#### Problem to solve
Condense the paragraph below on running AI at the edge that begins "In recent years we have seen" into a short bulleted list that keeps its main facts.
━━ Page
Enabling AI at the edge with XNOR-networks

Abstract

In recent years we have seen a growing number of edge devices adopted by consumers, in their homes (e.g., smart cameras and doorbells), in their cars (e.g., driver assisted systems), and even on their persons (e.g., smart watches and rings). Similar growth is reported in industries including aerospace, agriculture, healthcare, transport, and manufacturing. At the same time that devices are getting smaller, Deep Neural Networks (DNN) that power most forms of artificial intelligence are getting larger, requiring more compute power, memory, and bandwidth. This creates a growing disconnect between advances in artificial intelligence and the ability to develop smart devices at the edge. In this paper, we present a novel approach to running state-of-the-art AI algorithms at the edge. We propose two efficient approximations to standard convolutional neural networks: Binary-Weight-Networks (BWN) and XNOR-Networks. In BWN, the filters are approximated with binary values resulting in 32x memory saving. In XNOR-Networks, both the filters and the input to convolutional layers are binary. XNOR-Networks approximate convolutions using primarily binary operations. This results in 58x faster convolutional operations (in terms of number of the high precision operations) and 32x memory savings. XNOR-Nets offer the possibility of running state-of-the-art networks on CPUs (rather than GPUs) in real-time. Our binary networks are simple, accurate, efficient, and work on challenging visual tasks. We evaluate our approach on the ImageNet classification task. The classification accuracy with a BWN version of AlexNet is the same as the full-precision AlexNet. Our code is available at: urlhttp://allenai.org/plato/xnornet.
━━━━
━━ Dataset rows
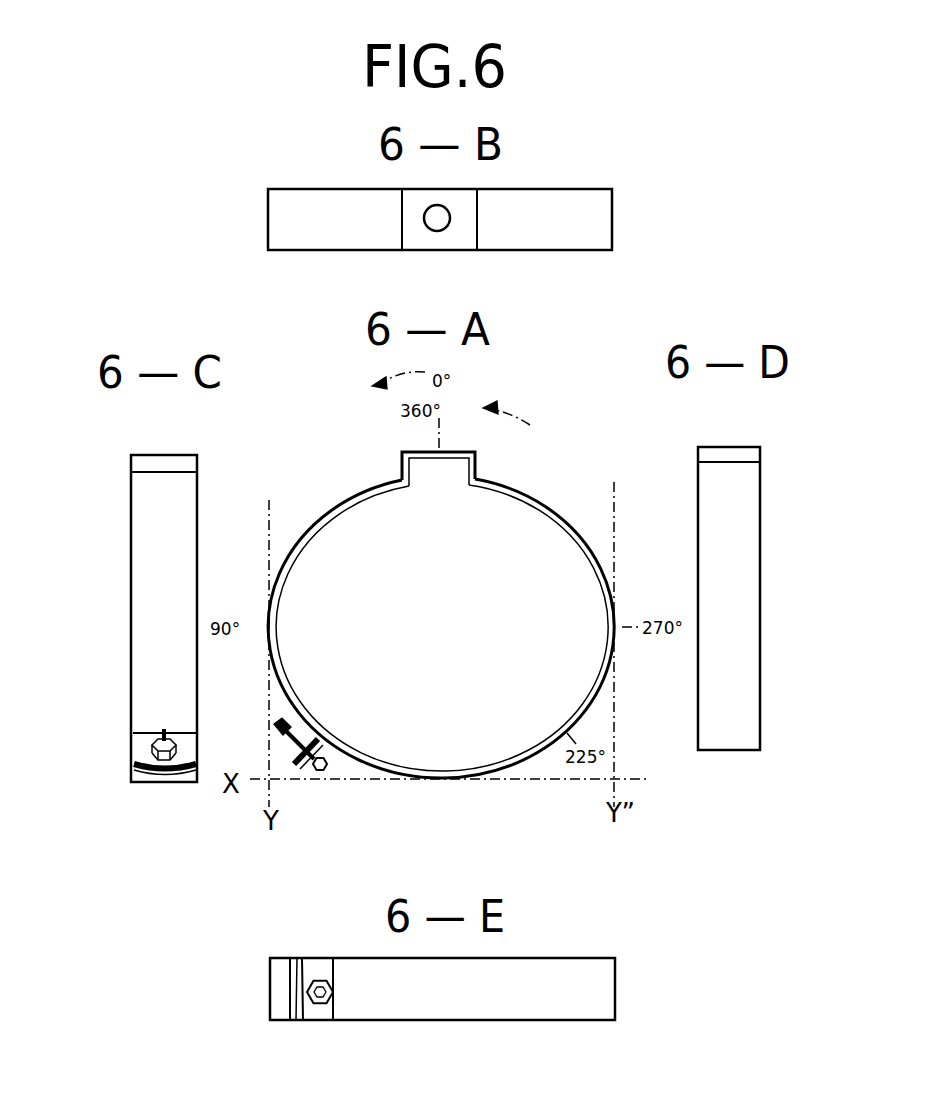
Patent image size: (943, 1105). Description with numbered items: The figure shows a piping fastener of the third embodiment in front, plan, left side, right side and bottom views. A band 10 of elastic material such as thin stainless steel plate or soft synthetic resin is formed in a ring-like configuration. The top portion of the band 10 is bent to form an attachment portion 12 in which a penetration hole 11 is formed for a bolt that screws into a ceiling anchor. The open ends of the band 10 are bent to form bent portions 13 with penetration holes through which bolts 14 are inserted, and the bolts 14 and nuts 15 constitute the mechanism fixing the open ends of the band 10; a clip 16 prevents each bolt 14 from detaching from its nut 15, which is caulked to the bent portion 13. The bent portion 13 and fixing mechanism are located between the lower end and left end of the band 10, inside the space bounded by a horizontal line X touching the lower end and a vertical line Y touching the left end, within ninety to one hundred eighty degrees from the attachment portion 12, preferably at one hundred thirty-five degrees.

The band 10 is at (312, 219).
The penetration hole 11 is at (433, 222).
The attachment portion 12 is at (453, 235).
The bent portion 13 is at (295, 762).
The bolt 14 is at (328, 758).
The nut 15 is at (300, 733).
The clip 16 is at (322, 742).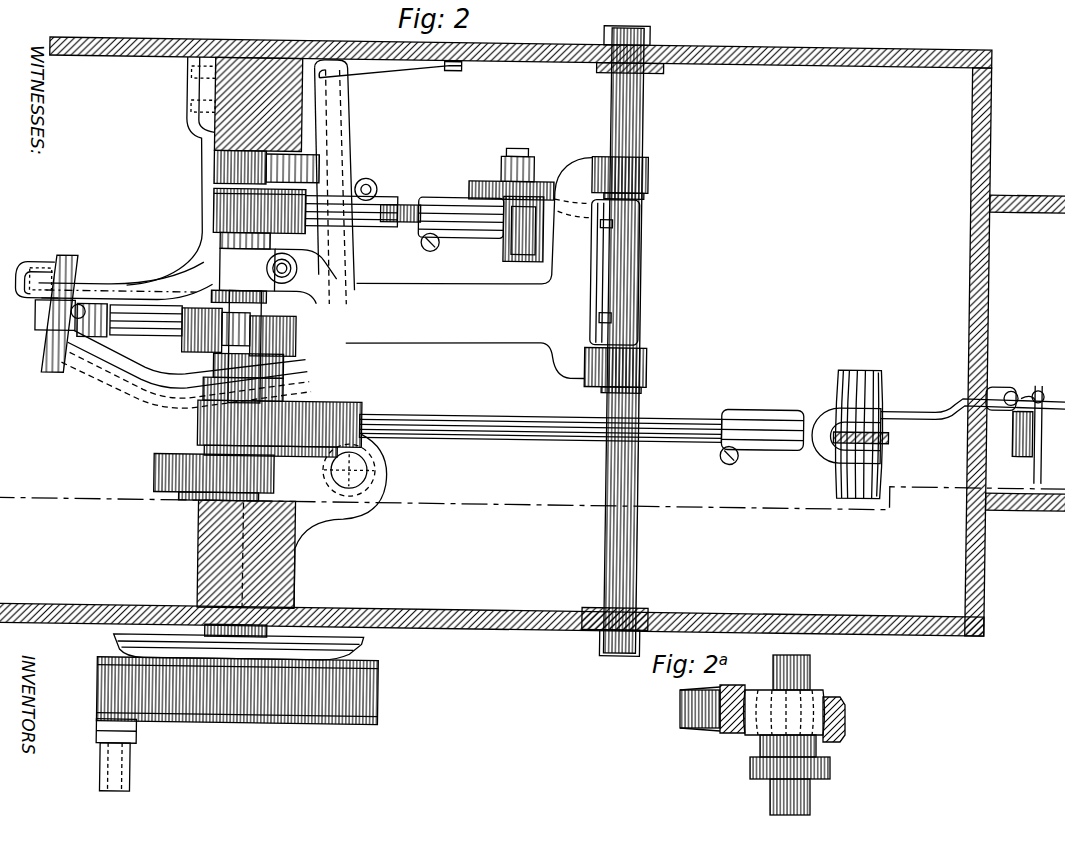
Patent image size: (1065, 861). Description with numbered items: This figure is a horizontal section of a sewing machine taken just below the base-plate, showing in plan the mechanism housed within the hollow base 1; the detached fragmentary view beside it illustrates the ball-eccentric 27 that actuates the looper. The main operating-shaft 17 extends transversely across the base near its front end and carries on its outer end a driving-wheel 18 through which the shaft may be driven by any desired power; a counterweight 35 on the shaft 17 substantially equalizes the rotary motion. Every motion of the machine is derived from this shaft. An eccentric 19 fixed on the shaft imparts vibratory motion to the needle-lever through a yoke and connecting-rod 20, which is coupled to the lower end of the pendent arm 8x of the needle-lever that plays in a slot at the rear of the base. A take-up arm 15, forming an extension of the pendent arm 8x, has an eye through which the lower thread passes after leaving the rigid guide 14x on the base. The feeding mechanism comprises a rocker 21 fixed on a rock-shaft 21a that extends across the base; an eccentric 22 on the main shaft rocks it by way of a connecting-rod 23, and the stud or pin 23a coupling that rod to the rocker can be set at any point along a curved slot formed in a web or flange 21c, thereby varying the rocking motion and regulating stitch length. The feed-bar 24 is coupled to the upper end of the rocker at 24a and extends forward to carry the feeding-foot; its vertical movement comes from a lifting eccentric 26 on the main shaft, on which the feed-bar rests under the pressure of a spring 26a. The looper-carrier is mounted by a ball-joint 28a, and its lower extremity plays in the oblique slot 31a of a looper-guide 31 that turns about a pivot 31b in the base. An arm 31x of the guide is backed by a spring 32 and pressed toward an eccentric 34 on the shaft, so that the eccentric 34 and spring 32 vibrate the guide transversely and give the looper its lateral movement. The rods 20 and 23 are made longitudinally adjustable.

In FIG. 2, the base 1 is at (532, 322).
In FIG. 2, the pendent arm of the needle-lever 8x is at (893, 428).
In FIG. 2, the rigid guide 14x is at (1010, 374).
In FIG. 2, the take-up arm 15 is at (944, 404).
In FIG. 2, the main operating-shaft 17 is at (345, 300).
In FIG. 2A, the main operating-shaft 17 is at (810, 797).
In FIG. 2, the driving-wheel 18 is at (327, 722).
In FIG. 2, the eccentric 19 is at (326, 436).
In FIG. 2, the connecting-rod 20 is at (560, 410).
In FIG. 2, the rocker 21 is at (648, 287).
In FIG. 2, the rock-shaft 21a is at (640, 516).
In FIG. 2, the web or flange 21c is at (476, 180).
In FIG. 2, the eccentric 22 is at (214, 208).
In FIG. 2, the connecting-rod 23 is at (363, 198).
In FIG. 2, the stud or pin 23a is at (522, 150).
In FIG. 2, the feed-bar 24 is at (126, 283).
In FIG. 2, the coupling of feed-bar to rocker 24a is at (650, 170).
In FIG. 2, the eccentric 26 is at (220, 252).
In FIG. 2, the spring 26a is at (292, 276).
In FIG. 2, the ball-eccentric 27 is at (345, 350).
In FIG. 2A, the ball-eccentric 27 is at (800, 704).
In FIG. 2, the ball-joint or universal joint 28a is at (70, 360).
In FIG. 2, the looper-guide 31 is at (150, 382).
In FIG. 2, the slot 31a is at (33, 262).
In FIG. 2, the pivot 31b is at (360, 466).
In FIG. 2, the arm 31x is at (348, 152).
In FIG. 2, the spring 32 is at (392, 72).
In FIG. 2, the eccentric 34 is at (214, 166).
In FIG. 2, the counterweight 35 is at (160, 466).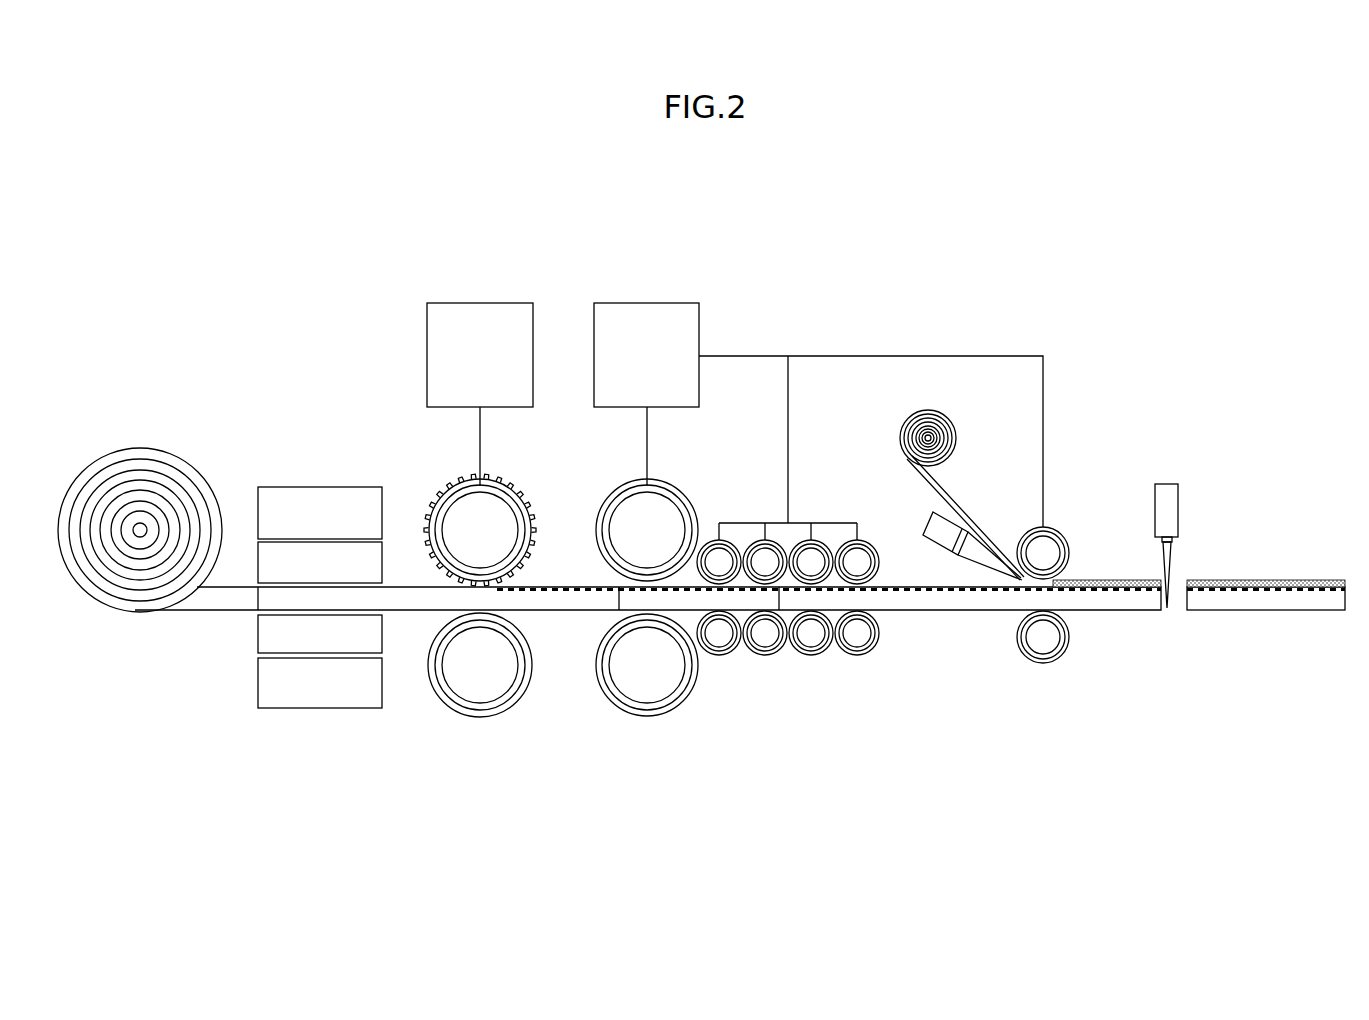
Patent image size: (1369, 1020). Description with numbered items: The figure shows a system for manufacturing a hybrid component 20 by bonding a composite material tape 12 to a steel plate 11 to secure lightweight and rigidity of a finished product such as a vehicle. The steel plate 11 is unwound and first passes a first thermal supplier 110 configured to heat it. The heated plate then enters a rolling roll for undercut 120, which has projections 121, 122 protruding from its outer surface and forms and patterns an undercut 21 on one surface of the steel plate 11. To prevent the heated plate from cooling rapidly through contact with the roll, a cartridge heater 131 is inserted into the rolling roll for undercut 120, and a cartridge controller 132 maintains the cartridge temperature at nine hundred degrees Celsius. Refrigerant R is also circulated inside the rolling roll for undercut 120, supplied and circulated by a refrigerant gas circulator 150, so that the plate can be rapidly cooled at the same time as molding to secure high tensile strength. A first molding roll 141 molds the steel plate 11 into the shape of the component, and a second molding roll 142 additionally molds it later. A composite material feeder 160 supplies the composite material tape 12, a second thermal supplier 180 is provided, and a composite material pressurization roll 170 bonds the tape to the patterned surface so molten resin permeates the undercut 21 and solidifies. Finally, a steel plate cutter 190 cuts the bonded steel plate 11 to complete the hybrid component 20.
━━━━
#### Solution to the problem
- Consumers and industries are adopting more and more edge devices, such as smart cameras, driver-assistance systems, and smart watches.
- As devices shrink, deep neural networks grow and need more compute, memory, and bandwidth, which widens the gap between AI advances and smart edge devices.
- The paper proposes two efficient approximations to standard convolutional neural networks: Binary-Weight-Networks (BWN) and XNOR-Networks.
- BWN approximates filters with binary values, saving 32x memory.
- XNOR-Networks make both filters and convolutional inputs binary, giving 58x faster convolutions (in high-precision operations) and 32x memory savings, and allowing state-of-the-art networks to run in real time on CPUs rather than GPUs.
- On ImageNet classification, a BWN version of AlexNet matches the accuracy of full-precision AlexNet.